• Required task: Scan the listing below. Report each line that includes "Price".
-- Begin Stored records --
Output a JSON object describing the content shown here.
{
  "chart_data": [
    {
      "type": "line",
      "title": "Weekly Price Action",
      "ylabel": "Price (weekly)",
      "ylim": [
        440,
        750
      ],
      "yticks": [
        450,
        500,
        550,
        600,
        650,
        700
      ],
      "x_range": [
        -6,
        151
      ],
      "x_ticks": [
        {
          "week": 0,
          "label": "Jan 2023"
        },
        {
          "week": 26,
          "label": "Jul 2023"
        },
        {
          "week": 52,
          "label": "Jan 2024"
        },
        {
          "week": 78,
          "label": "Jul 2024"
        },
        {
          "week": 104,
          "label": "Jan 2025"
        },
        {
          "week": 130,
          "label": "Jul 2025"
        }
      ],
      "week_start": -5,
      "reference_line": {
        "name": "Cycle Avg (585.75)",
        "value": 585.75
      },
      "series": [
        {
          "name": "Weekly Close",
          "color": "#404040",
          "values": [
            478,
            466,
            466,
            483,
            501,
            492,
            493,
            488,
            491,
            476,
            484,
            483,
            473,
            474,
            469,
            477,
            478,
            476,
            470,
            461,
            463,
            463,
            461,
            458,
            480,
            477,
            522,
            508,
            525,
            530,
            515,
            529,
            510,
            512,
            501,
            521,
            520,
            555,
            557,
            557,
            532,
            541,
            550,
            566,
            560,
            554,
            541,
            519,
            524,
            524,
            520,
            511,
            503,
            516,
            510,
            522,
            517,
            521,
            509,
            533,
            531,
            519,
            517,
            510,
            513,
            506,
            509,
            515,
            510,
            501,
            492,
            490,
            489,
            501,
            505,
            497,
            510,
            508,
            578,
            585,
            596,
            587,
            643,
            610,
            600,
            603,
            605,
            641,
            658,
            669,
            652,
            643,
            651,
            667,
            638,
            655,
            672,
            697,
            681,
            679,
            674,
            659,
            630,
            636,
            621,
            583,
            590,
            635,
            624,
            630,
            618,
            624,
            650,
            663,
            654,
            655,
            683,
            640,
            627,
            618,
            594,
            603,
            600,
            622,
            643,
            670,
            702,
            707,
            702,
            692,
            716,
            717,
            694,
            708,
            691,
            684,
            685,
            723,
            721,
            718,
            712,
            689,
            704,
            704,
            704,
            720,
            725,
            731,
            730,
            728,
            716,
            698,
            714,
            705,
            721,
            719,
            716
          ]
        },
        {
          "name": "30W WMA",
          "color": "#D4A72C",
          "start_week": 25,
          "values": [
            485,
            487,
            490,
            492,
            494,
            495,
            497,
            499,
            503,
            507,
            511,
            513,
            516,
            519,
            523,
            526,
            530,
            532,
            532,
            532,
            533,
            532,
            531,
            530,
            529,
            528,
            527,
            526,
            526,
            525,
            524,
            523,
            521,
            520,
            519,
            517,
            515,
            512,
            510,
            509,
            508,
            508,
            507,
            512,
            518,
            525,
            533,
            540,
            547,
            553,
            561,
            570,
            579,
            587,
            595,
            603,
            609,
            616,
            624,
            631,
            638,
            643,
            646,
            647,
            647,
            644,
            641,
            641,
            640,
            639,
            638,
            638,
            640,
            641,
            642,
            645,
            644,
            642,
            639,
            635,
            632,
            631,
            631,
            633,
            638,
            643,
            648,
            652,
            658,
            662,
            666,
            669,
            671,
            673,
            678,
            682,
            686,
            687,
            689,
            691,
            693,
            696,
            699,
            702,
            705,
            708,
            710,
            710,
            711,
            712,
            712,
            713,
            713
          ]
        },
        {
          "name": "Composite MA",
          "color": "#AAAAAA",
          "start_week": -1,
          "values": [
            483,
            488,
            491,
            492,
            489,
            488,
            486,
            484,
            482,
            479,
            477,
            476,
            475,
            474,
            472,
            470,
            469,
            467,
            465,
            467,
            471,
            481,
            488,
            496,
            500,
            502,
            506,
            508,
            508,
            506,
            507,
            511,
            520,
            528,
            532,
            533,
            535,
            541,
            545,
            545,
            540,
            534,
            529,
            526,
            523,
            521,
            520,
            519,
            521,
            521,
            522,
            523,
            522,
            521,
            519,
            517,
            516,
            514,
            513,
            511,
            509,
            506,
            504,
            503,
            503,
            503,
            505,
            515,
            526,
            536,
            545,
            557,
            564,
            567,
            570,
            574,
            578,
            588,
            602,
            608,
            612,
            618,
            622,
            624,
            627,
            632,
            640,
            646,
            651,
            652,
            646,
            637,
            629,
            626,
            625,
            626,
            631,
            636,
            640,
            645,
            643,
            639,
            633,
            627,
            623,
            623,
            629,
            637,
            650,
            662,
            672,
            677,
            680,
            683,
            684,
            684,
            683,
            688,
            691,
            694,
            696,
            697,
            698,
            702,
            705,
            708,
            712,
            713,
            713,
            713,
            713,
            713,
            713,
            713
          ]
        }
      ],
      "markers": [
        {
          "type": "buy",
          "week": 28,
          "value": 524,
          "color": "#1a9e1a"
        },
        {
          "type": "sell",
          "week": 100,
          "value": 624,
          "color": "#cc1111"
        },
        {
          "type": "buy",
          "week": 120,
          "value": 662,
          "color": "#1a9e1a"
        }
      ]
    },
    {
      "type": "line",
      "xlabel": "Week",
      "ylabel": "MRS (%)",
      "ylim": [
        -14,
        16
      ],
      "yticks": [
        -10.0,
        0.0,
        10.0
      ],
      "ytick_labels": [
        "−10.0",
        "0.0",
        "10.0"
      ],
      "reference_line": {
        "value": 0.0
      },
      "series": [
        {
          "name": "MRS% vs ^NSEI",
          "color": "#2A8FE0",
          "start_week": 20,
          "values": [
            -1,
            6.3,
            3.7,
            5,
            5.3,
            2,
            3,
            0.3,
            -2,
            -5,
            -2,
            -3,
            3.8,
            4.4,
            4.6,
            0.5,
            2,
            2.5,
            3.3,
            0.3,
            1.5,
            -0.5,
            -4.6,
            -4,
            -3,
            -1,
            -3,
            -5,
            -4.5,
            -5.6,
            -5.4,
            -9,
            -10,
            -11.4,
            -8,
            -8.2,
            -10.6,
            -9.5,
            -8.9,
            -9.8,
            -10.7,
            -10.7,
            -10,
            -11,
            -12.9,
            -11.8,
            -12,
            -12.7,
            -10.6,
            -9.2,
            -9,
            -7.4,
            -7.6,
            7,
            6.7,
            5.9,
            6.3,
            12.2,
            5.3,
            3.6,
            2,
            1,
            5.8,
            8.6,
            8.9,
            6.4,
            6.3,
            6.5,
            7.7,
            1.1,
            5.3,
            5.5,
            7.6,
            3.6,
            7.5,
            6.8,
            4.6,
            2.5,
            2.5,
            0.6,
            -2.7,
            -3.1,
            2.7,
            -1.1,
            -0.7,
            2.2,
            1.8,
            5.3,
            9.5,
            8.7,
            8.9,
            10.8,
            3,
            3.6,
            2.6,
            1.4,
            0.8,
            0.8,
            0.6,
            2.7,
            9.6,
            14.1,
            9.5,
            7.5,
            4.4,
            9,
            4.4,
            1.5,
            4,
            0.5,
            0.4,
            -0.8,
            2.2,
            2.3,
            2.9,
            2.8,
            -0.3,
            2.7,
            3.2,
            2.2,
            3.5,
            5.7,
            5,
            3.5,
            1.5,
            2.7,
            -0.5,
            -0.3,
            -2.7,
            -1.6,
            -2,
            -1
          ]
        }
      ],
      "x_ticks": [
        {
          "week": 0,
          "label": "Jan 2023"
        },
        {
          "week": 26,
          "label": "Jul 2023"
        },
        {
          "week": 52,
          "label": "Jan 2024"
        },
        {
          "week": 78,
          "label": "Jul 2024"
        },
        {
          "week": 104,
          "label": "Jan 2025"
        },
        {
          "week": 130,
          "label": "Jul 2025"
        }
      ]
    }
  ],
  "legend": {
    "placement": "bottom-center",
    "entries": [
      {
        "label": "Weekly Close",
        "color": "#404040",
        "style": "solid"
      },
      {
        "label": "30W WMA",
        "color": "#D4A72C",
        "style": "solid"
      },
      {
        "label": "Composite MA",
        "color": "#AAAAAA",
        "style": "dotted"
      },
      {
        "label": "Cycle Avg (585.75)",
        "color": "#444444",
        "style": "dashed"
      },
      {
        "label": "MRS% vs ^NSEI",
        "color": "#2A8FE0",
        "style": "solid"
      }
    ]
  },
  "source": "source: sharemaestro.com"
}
-- End Stored records --
• Response below:
      "title": "Weekly Price Action",
      "ylabel": "Price (weekly)",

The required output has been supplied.